SET EXERCISE
The data must be written out once more, precisely as given.

GIVEN DATA

________________

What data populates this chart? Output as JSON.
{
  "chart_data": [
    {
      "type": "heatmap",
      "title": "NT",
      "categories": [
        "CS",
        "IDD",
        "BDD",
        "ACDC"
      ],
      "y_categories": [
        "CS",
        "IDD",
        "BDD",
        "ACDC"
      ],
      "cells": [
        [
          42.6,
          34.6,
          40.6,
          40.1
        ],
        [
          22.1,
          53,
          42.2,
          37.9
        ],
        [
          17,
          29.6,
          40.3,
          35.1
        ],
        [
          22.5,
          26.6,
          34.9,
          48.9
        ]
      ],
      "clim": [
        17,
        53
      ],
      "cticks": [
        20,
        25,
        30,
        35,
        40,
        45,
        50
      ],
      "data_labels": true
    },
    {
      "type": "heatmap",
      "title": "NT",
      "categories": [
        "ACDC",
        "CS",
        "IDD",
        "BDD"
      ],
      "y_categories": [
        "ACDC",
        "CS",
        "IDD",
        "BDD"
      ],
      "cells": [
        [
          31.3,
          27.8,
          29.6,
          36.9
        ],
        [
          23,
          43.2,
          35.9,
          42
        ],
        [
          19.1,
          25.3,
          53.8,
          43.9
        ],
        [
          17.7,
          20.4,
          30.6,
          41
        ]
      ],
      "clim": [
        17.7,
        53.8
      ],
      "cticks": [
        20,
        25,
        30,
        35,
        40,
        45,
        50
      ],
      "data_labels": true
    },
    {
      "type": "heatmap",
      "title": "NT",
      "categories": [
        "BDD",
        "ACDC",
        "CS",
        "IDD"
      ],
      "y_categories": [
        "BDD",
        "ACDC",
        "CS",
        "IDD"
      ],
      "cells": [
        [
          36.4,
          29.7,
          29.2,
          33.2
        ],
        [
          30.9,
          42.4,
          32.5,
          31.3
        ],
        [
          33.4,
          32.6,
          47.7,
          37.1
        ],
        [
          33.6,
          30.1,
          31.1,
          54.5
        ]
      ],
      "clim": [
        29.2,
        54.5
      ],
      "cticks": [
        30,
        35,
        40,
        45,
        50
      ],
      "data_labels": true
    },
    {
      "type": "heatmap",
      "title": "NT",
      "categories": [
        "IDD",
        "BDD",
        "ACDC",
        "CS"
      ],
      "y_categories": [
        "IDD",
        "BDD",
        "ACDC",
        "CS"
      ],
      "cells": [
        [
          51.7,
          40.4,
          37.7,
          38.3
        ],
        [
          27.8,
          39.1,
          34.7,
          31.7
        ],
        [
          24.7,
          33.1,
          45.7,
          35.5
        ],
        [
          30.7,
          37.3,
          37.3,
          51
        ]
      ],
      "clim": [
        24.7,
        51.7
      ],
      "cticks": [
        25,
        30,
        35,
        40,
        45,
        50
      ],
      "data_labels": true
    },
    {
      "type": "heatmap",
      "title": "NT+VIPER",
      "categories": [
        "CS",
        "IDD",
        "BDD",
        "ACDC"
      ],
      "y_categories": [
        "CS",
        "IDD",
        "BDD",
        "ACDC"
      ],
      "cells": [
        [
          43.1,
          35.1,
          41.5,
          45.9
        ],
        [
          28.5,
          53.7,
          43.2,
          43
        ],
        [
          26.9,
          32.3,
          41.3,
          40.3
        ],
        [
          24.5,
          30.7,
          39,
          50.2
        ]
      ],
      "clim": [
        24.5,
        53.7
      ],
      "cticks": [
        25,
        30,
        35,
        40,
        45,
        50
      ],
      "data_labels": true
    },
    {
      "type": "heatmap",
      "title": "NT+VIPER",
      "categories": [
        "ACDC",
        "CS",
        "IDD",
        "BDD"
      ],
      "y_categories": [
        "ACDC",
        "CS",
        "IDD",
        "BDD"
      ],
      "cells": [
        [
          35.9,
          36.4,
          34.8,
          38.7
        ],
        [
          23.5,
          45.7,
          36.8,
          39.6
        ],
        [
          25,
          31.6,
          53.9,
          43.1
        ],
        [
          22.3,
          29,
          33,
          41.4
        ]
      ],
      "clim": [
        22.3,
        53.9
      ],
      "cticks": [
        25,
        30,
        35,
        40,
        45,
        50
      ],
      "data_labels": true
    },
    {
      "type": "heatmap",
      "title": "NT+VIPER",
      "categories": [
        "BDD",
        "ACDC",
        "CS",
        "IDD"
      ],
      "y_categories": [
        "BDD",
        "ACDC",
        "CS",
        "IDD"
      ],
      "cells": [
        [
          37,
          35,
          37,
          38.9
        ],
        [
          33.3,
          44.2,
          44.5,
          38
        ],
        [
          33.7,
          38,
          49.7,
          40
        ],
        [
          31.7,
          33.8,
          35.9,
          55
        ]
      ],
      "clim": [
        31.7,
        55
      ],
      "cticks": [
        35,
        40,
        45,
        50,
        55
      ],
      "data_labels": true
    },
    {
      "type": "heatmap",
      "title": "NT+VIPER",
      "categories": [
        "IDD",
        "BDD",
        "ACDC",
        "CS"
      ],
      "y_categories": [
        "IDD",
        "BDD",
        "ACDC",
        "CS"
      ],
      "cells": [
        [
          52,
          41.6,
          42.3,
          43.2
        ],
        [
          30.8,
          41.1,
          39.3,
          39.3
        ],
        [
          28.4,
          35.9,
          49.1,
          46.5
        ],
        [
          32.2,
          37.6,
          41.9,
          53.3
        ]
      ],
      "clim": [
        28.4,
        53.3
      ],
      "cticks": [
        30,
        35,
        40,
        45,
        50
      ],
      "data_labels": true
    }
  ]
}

________________

TASK OUTPUT
What data populates this chart? Output as JSON.
{
  "chart_data": [
    {
      "type": "heatmap",
      "title": "NT",
      "categories": [
        "CS",
        "IDD",
        "BDD",
        "ACDC"
      ],
      "y_categories": [
        "CS",
        "IDD",
        "BDD",
        "ACDC"
      ],
      "cells": [
        [
          42.6,
          34.6,
          40.6,
          40.1
        ],
        [
          22.1,
          53,
          42.2,
          37.9
        ],
        [
          17,
          29.6,
          40.3,
          35.1
        ],
        [
          22.5,
          26.6,
          34.9,
          48.9
        ]
      ],
      "clim": [
        17,
        53
      ],
      "cticks": [
        20,
        25,
        30,
        35,
        40,
        45,
        50
      ],
      "data_labels": true
    },
    {
      "type": "heatmap",
      "title": "NT",
      "categories": [
        "ACDC",
        "CS",
        "IDD",
        "BDD"
      ],
      "y_categories": [
        "ACDC",
        "CS",
        "IDD",
        "BDD"
      ],
      "cells": [
        [
          31.3,
          27.8,
          29.6,
          36.9
        ],
        [
          23,
          43.2,
          35.9,
          42
        ],
        [
          19.1,
          25.3,
          53.8,
          43.9
        ],
        [
          17.7,
          20.4,
          30.6,
          41
        ]
      ],
      "clim": [
        17.7,
        53.8
      ],
      "cticks": [
        20,
        25,
        30,
        35,
        40,
        45,
        50
      ],
      "data_labels": true
    },
    {
      "type": "heatmap",
      "title": "NT",
      "categories": [
        "BDD",
        "ACDC",
        "CS",
        "IDD"
      ],
      "y_categories": [
        "BDD",
        "ACDC",
        "CS",
        "IDD"
      ],
      "cells": [
        [
          36.4,
          29.7,
          29.2,
          33.2
        ],
        [
          30.9,
          42.4,
          32.5,
          31.3
        ],
        [
          33.4,
          32.6,
          47.7,
          37.1
        ],
        [
          33.6,
          30.1,
          31.1,
          54.5
        ]
      ],
      "clim": [
        29.2,
        54.5
      ],
      "cticks": [
        30,
        35,
        40,
        45,
        50
      ],
      "data_labels": true
    },
    {
      "type": "heatmap",
      "title": "NT",
      "categories": [
        "IDD",
        "BDD",
        "ACDC",
        "CS"
      ],
      "y_categories": [
        "IDD",
        "BDD",
        "ACDC",
        "CS"
      ],
      "cells": [
        [
          51.7,
          40.4,
          37.7,
          38.3
        ],
        [
          27.8,
          39.1,
          34.7,
          31.7
        ],
        [
          24.7,
          33.1,
          45.7,
          35.5
        ],
        [
          30.7,
          37.3,
          37.3,
          51
        ]
      ],
      "clim": [
        24.7,
        51.7
      ],
      "cticks": [
        25,
        30,
        35,
        40,
        45,
        50
      ],
      "data_labels": true
    },
    {
      "type": "heatmap",
      "title": "NT+VIPER",
      "categories": [
        "CS",
        "IDD",
        "BDD",
        "ACDC"
      ],
      "y_categories": [
        "CS",
        "IDD",
        "BDD",
        "ACDC"
      ],
      "cells": [
        [
          43.1,
          35.1,
          41.5,
          45.9
        ],
        [
          28.5,
          53.7,
          43.2,
          43
        ],
        [
          26.9,
          32.3,
          41.3,
          40.3
        ],
        [
          24.5,
          30.7,
          39,
          50.2
        ]
      ],
      "clim": [
        24.5,
        53.7
      ],
      "cticks": [
        25,
        30,
        35,
        40,
        45,
        50
      ],
      "data_labels": true
    },
    {
      "type": "heatmap",
      "title": "NT+VIPER",
      "categories": [
        "ACDC",
        "CS",
        "IDD",
        "BDD"
      ],
      "y_categories": [
        "ACDC",
        "CS",
        "IDD",
        "BDD"
      ],
      "cells": [
        [
          35.9,
          36.4,
          34.8,
          38.7
        ],
        [
          23.5,
          45.7,
          36.8,
          39.6
        ],
        [
          25,
          31.6,
          53.9,
          43.1
        ],
        [
          22.3,
          29,
          33,
          41.4
        ]
      ],
      "clim": [
        22.3,
        53.9
      ],
      "cticks": [
        25,
        30,
        35,
        40,
        45,
        50
      ],
      "data_labels": true
    },
    {
      "type": "heatmap",
      "title": "NT+VIPER",
      "categories": [
        "BDD",
        "ACDC",
        "CS",
        "IDD"
      ],
      "y_categories": [
        "BDD",
        "ACDC",
        "CS",
        "IDD"
      ],
      "cells": [
        [
          37,
          35,
          37,
          38.9
        ],
        [
          33.3,
          44.2,
          44.5,
          38
        ],
        [
          33.7,
          38,
          49.7,
          40
        ],
        [
          31.7,
          33.8,
          35.9,
          55
        ]
      ],
      "clim": [
        31.7,
        55
      ],
      "cticks": [
        35,
        40,
        45,
        50,
        55
      ],
      "data_labels": true
    },
    {
      "type": "heatmap",
      "title": "NT+VIPER",
      "categories": [
        "IDD",
        "BDD",
        "ACDC",
        "CS"
      ],
      "y_categories": [
        "IDD",
        "BDD",
        "ACDC",
        "CS"
      ],
      "cells": [
        [
          52,
          41.6,
          42.3,
          43.2
        ],
        [
          30.8,
          41.1,
          39.3,
          39.3
        ],
        [
          28.4,
          35.9,
          49.1,
          46.5
        ],
        [
          32.2,
          37.6,
          41.9,
          53.3
        ]
      ],
      "clim": [
        28.4,
        53.3
      ],
      "cticks": [
        30,
        35,
        40,
        45,
        50
      ],
      "data_labels": true
    }
  ]
}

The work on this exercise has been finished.